**The exercise**
Copy the records below exactly, leaving out any pictures.
>> start
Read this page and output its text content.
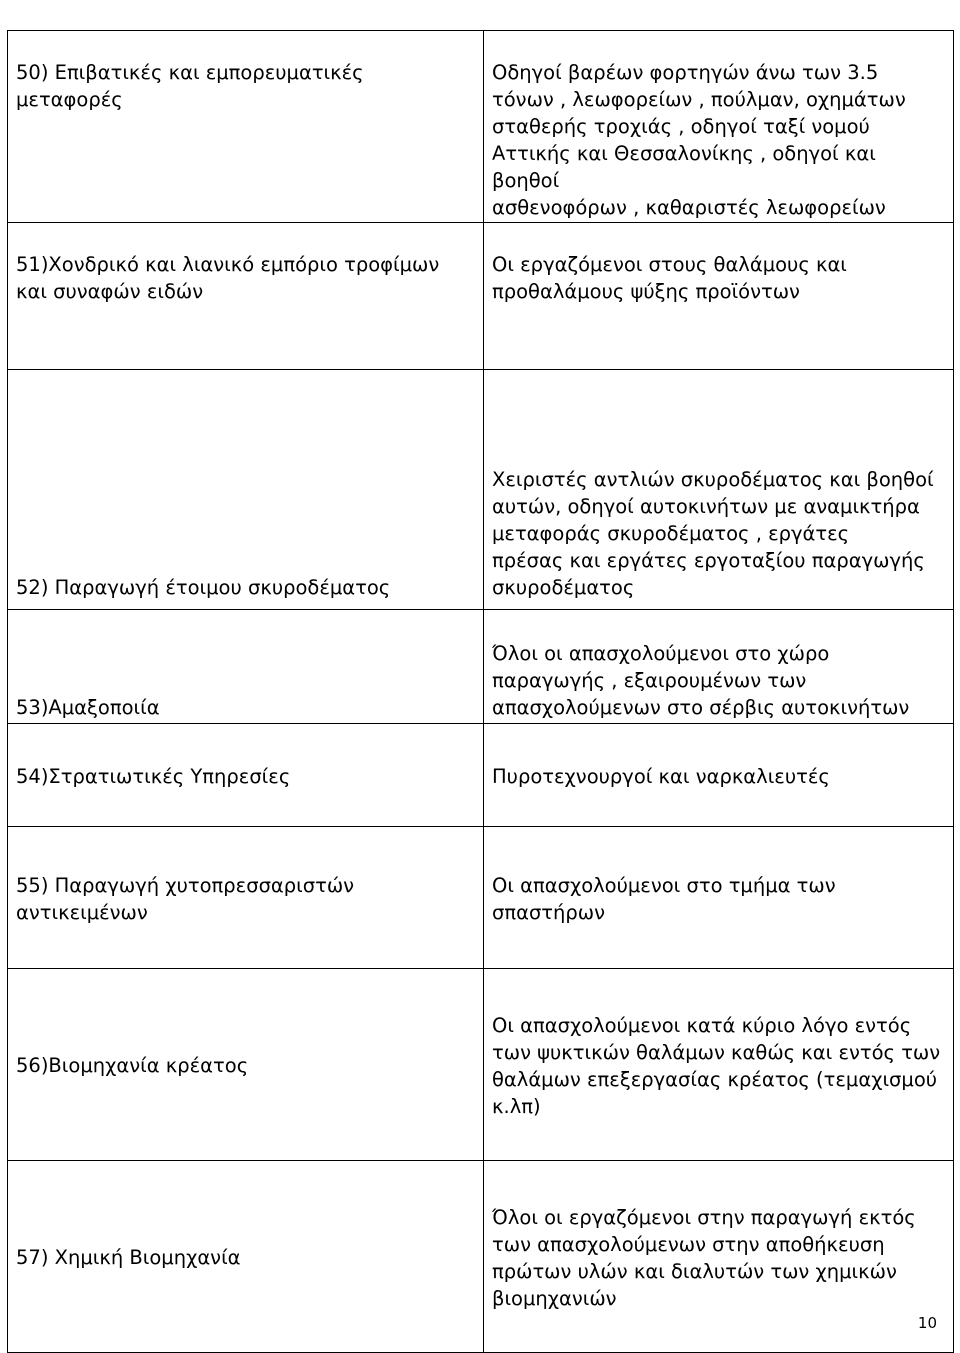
50) Επιβατικές και εμπορευματικές μεταφορές	Οδηγοί βαρέων φορτηγών άνω των 3.5
τόνων , λεωφορείων , πούλμαν, οχημάτων
σταθερής τροχιάς , οδηγοί ταξί νομού
Αττικής και Θεσσαλονίκης , οδηγοί και βοηθοί
ασθενοφόρων , καθαριστές λεωφορείων
51)Χονδρικό και λιανικό εμπόριο τροφίμων
και συναφών ειδών	Οι εργαζόμενοι στους θαλάμους και
προθαλάμους ψύξης προϊόντων
52) Παραγωγή έτοιμου σκυροδέματος	Χειριστές αντλιών σκυροδέματος και βοηθοί
αυτών, οδηγοί αυτοκινήτων με αναμικτήρα
μεταφοράς σκυροδέματος , εργάτες
πρέσας και εργάτες εργοταξίου παραγωγής
σκυροδέματος
53)Αμαξοποιία	Όλοι οι απασχολούμενοι στο χώρο
παραγωγής , εξαιρουμένων των
απασχολούμενων στο σέρβις αυτοκινήτων
54)Στρατιωτικές Υπηρεσίες	Πυροτεχνουργοί και ναρκαλιευτές
55) Παραγωγή χυτοπρεσσαριστών
αντικειμένων	Οι απασχολούμενοι στο τμήμα των
σπαστήρων
56)Βιομηχανία κρέατος	Οι απασχολούμενοι κατά κύριο λόγο εντός
των ψυκτικών θαλάμων καθώς και εντός των
θαλάμων επεξεργασίας κρέατος (τεμαχισμού
κ.λπ)
57) Χημική Βιομηχανία	Όλοι οι εργαζόμενοι στην παραγωγή εκτός
των απασχολούμενων στην αποθήκευση
πρώτων υλών και διαλυτών των χημικών
βιομηχανιών
10
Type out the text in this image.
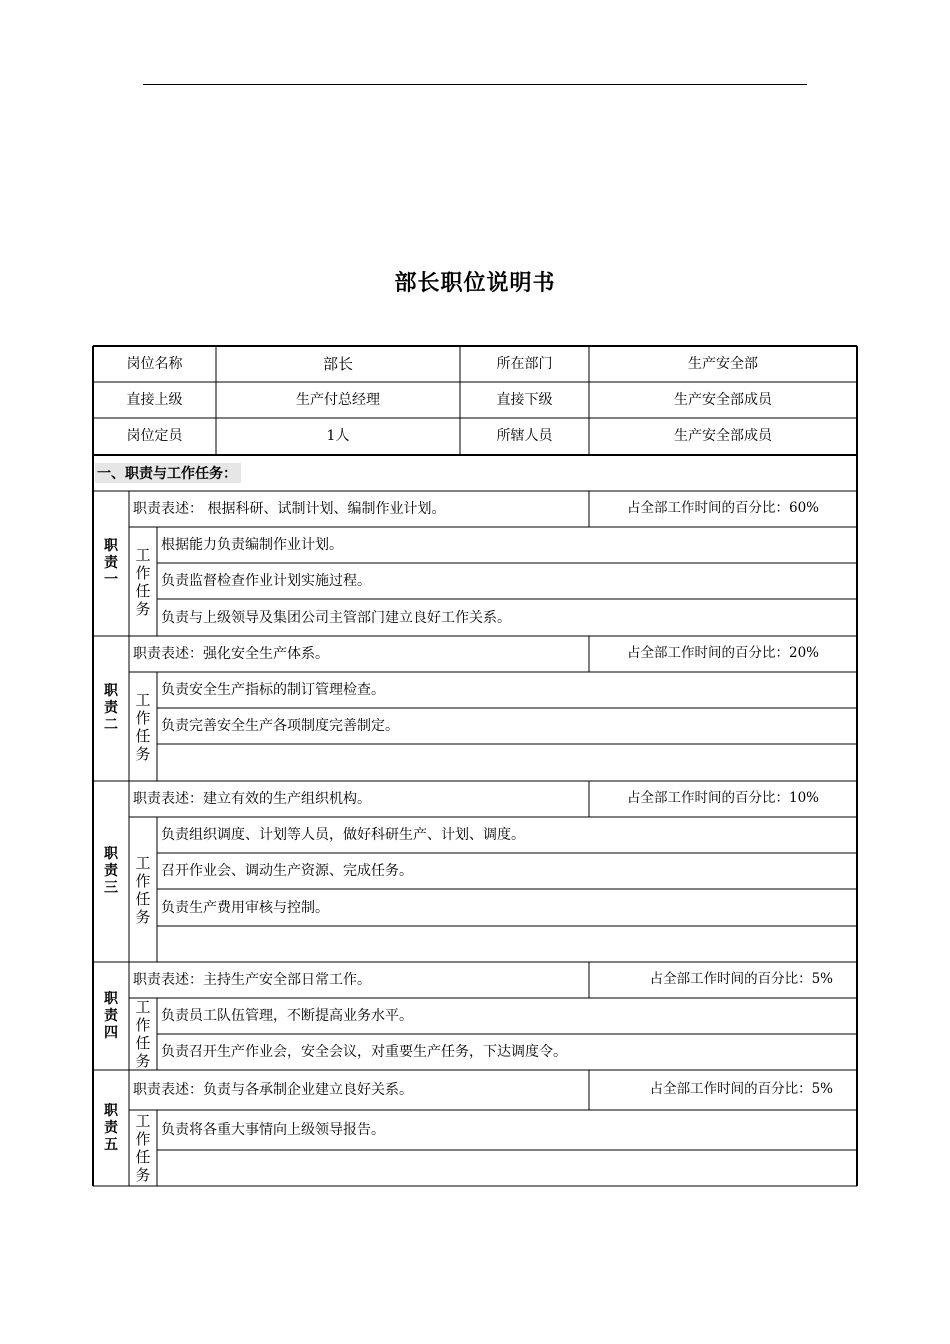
部长职位说明书
岗位名称	部长	所在部门	生产安全部
直接上级	生产付总经理	直接下级	生产安全部成员
岗位定员	1人	所辖人员	生产安全部成员
一、职责与工作任务：
职责一
职责表述： 根据科研、试制计划、编制作业计划。	占全部工作时间的百分比：60%
工作任务
根据能力负责编制作业计划。
负责监督检查作业计划实施过程。
负责与上级领导及集团公司主管部门建立良好工作关系。
职责二
职责表述：强化安全生产体系。	占全部工作时间的百分比：20%
工作任务
负责安全生产指标的制订管理检查。
负责完善安全生产各项制度完善制定。
职责三
职责表述：建立有效的生产组织机构。	占全部工作时间的百分比：10%
工作任务
负责组织调度、计划等人员，做好科研生产、计划、调度。
召开作业会、调动生产资源、完成任务。
负责生产费用审核与控制。
职责四
职责表述：主持生产安全部日常工作。	占全部工作时间的百分比：5%
工作任务
负责员工队伍管理，不断提高业务水平。
负责召开生产作业会，安全会议，对重要生产任务，下达调度令。
职责五
职责表述：负责与各承制企业建立良好关系。	占全部工作时间的百分比：5%
工作任务
负责将各重大事情向上级领导报告。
>> end
**Written response**
Read this page and output its text content.
50) Επιβατικές και εμπορευματικές μεταφορές	Οδηγοί βαρέων φορτηγών άνω των 3.5
τόνων , λεωφορείων , πούλμαν, οχημάτων
σταθερής τροχιάς , οδηγοί ταξί νομού
Αττικής και Θεσσαλονίκης , οδηγοί και βοηθοί
ασθενοφόρων , καθαριστές λεωφορείων
51)Χονδρικό και λιανικό εμπόριο τροφίμων
και συναφών ειδών	Οι εργαζόμενοι στους θαλάμους και
προθαλάμους ψύξης προϊόντων
52) Παραγωγή έτοιμου σκυροδέματος	Χειριστές αντλιών σκυροδέματος και βοηθοί
αυτών, οδηγοί αυτοκινήτων με αναμικτήρα
μεταφοράς σκυροδέματος , εργάτες
πρέσας και εργάτες εργοταξίου παραγωγής
σκυροδέματος
53)Αμαξοποιία	Όλοι οι απασχολούμενοι στο χώρο
παραγωγής , εξαιρουμένων των
απασχολούμενων στο σέρβις αυτοκινήτων
54)Στρατιωτικές Υπηρεσίες	Πυροτεχνουργοί και ναρκαλιευτές
55) Παραγωγή χυτοπρεσσαριστών
αντικειμένων	Οι απασχολούμενοι στο τμήμα των
σπαστήρων
56)Βιομηχανία κρέατος	Οι απασχολούμενοι κατά κύριο λόγο εντός
των ψυκτικών θαλάμων καθώς και εντός των
θαλάμων επεξεργασίας κρέατος (τεμαχισμού
κ.λπ)
57) Χημική Βιομηχανία	Όλοι οι εργαζόμενοι στην παραγωγή εκτός
των απασχολούμενων στην αποθήκευση
πρώτων υλών και διαλυτών των χημικών
βιομηχανιών
10
Type out the text in this image.
部长职位说明书
岗位名称	部长	所在部门	生产安全部
直接上级	生产付总经理	直接下级	生产安全部成员
岗位定员	1人	所辖人员	生产安全部成员
一、职责与工作任务：
职责一
职责表述： 根据科研、试制计划、编制作业计划。	占全部工作时间的百分比：60%
工作任务
根据能力负责编制作业计划。
负责监督检查作业计划实施过程。
负责与上级领导及集团公司主管部门建立良好工作关系。
职责二
职责表述：强化安全生产体系。	占全部工作时间的百分比：20%
工作任务
负责安全生产指标的制订管理检查。
负责完善安全生产各项制度完善制定。
职责三
职责表述：建立有效的生产组织机构。	占全部工作时间的百分比：10%
工作任务
负责组织调度、计划等人员，做好科研生产、计划、调度。
召开作业会、调动生产资源、完成任务。
负责生产费用审核与控制。
职责四
职责表述：主持生产安全部日常工作。	占全部工作时间的百分比：5%
工作任务
负责员工队伍管理，不断提高业务水平。
负责召开生产作业会，安全会议，对重要生产任务，下达调度令。
职责五
职责表述：负责与各承制企业建立良好关系。	占全部工作时间的百分比：5%
工作任务
负责将各重大事情向上级领导报告。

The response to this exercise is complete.